_TASK PROMPT:_ How many lines in this material include the string "JSON"? Answer with the number and nothing further.

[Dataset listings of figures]
__________
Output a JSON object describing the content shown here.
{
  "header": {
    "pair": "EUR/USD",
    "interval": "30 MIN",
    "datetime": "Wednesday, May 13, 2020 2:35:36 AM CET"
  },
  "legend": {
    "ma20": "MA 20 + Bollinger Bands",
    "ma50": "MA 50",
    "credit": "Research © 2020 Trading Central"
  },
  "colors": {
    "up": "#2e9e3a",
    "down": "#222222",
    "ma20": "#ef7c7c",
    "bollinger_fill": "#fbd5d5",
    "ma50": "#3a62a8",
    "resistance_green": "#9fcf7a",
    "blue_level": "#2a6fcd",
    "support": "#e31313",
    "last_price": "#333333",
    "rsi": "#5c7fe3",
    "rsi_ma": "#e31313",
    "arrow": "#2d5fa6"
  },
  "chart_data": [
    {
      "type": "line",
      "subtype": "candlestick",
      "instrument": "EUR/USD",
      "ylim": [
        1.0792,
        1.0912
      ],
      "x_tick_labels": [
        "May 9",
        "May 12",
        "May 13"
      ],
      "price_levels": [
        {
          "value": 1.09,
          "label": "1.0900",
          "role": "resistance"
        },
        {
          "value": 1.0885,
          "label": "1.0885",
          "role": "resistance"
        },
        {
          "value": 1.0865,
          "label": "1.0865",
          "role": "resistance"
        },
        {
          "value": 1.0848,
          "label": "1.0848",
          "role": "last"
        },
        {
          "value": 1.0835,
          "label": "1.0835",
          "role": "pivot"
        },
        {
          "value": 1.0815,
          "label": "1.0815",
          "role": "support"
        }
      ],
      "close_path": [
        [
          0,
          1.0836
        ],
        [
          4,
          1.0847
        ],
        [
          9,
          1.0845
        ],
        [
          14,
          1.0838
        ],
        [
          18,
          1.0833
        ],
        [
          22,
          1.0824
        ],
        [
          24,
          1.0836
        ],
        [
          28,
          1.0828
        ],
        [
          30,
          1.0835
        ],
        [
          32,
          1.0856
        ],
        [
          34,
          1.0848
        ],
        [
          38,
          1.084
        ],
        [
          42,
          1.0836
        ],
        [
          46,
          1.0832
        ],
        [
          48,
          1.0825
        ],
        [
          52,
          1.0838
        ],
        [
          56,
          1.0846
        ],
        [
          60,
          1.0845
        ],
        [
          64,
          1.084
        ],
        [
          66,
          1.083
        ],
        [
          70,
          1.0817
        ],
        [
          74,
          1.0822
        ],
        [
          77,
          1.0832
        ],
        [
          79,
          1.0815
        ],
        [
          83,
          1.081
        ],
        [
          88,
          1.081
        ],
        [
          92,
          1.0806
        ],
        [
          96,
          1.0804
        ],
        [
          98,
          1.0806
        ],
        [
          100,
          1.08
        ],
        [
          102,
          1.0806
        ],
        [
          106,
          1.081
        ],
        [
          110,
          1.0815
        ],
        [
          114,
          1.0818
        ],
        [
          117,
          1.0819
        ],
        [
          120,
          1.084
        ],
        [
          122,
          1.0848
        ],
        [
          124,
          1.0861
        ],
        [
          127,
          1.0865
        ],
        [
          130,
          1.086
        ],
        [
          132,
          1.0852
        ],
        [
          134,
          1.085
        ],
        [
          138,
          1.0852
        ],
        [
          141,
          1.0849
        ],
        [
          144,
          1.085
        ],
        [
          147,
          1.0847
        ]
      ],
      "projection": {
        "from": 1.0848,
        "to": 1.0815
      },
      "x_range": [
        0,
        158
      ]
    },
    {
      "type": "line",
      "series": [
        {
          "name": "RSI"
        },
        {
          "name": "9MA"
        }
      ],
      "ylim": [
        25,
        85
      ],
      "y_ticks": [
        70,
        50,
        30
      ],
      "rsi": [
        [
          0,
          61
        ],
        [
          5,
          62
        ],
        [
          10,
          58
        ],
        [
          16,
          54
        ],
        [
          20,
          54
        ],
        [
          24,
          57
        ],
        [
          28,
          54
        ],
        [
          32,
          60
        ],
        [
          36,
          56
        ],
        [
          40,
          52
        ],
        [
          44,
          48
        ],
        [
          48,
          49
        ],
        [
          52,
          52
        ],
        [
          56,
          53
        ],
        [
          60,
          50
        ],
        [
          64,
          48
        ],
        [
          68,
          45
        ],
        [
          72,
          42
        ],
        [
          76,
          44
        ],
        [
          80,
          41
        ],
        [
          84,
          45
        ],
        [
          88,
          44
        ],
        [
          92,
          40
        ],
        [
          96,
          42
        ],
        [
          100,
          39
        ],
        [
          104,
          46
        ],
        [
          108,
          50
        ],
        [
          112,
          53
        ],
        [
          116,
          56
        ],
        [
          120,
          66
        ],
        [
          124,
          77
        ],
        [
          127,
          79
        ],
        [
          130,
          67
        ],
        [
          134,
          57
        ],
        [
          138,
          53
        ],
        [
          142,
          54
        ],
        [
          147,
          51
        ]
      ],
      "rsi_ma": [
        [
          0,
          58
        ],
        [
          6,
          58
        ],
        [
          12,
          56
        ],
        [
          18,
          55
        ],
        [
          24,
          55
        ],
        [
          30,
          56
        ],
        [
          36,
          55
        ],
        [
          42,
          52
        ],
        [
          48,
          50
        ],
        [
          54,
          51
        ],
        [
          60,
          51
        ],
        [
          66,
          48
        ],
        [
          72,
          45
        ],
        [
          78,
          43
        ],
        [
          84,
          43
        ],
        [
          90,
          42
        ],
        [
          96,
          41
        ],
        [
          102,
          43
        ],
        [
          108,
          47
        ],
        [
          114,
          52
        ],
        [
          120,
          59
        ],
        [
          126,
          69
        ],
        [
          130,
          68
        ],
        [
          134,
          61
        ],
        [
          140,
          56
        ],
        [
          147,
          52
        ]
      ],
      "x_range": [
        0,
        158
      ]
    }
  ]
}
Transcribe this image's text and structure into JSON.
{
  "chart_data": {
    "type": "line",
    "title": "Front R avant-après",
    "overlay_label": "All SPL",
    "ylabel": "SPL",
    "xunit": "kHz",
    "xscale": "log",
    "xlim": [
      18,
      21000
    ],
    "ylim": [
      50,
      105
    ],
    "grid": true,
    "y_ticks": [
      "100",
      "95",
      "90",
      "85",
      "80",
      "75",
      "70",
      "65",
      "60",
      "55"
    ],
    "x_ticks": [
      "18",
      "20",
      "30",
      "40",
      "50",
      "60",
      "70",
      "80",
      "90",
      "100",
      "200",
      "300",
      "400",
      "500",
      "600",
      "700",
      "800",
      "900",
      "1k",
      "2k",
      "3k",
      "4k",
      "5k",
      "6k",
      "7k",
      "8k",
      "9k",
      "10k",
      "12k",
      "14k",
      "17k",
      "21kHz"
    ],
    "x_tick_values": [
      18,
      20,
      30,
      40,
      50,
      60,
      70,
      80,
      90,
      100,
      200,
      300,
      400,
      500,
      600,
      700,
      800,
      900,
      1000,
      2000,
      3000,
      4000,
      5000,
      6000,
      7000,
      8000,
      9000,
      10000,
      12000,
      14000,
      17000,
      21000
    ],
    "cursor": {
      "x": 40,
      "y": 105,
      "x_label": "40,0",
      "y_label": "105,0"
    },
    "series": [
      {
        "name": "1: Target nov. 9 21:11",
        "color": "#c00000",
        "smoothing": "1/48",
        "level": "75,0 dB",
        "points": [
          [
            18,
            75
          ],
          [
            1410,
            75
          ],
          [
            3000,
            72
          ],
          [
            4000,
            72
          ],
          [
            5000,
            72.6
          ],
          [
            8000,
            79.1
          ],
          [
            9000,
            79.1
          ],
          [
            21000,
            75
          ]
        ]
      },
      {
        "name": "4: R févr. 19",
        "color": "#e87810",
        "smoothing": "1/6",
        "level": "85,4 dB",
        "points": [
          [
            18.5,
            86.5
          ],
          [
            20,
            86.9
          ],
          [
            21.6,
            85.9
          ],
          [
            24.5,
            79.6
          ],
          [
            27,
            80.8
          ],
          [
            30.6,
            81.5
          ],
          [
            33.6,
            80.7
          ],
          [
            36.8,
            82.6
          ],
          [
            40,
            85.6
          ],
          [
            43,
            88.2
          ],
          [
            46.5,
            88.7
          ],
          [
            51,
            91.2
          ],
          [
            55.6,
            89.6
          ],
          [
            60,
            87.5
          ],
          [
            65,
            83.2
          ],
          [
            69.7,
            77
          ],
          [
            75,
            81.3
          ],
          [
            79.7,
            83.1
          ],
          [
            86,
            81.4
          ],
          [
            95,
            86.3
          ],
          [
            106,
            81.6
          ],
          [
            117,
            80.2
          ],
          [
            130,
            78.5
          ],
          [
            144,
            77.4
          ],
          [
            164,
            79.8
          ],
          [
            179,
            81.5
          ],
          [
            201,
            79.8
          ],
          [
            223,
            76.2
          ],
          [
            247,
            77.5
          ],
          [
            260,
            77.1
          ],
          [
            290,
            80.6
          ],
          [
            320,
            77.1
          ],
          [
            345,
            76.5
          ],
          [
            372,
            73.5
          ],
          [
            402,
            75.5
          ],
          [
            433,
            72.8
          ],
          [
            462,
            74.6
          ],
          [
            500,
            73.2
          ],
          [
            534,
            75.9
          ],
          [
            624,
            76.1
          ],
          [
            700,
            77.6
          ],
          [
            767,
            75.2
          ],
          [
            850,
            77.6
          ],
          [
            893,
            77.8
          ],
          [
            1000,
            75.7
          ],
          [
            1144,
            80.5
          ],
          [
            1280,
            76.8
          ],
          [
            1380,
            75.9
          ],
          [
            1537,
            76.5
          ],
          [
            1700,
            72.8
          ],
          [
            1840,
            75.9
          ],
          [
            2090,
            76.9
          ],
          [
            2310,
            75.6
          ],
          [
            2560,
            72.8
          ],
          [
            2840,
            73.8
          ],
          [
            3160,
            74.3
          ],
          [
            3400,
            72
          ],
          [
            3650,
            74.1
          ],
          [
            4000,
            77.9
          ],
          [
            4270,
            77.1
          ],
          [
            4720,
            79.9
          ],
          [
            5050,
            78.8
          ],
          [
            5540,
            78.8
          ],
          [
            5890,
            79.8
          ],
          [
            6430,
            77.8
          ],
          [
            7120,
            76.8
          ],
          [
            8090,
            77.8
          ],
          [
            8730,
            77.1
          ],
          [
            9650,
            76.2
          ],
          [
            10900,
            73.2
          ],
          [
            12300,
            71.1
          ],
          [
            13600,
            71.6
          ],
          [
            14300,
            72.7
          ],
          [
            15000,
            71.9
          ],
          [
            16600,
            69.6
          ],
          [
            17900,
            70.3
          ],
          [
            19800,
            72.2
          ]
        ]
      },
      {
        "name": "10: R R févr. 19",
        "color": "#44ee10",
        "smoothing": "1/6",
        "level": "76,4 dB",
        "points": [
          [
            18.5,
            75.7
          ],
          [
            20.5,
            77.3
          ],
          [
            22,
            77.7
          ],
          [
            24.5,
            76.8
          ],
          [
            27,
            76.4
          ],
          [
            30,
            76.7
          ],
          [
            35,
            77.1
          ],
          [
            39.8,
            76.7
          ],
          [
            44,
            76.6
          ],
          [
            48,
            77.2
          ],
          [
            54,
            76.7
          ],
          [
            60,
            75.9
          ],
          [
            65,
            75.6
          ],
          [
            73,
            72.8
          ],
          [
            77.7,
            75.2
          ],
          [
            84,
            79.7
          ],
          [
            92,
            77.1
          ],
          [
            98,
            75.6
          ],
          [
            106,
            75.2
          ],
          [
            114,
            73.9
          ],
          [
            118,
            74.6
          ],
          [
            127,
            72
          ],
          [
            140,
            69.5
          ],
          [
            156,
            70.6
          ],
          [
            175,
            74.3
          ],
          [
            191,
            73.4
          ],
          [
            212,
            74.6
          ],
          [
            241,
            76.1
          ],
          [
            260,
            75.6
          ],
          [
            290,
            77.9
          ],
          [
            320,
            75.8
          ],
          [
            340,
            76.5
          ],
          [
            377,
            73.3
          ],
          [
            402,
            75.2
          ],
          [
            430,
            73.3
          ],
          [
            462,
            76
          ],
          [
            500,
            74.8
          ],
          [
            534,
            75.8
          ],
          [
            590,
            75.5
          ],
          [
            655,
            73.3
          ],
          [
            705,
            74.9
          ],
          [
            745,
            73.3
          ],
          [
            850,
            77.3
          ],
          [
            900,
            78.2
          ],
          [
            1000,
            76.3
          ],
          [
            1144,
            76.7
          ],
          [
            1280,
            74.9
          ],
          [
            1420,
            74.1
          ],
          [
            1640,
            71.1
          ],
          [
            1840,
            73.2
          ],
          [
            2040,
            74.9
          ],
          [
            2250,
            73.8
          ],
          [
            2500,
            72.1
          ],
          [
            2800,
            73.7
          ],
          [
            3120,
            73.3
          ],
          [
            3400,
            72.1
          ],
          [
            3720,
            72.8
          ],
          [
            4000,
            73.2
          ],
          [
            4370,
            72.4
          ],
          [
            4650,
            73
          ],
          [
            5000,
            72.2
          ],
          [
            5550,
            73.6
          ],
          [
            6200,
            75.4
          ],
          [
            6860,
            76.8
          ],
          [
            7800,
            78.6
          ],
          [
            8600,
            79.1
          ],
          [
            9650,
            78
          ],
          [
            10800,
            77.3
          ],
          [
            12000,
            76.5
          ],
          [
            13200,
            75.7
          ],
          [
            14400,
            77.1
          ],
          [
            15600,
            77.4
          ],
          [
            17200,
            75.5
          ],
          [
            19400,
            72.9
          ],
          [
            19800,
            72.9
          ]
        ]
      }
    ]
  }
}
__________
_THE OUTPUT:_ 2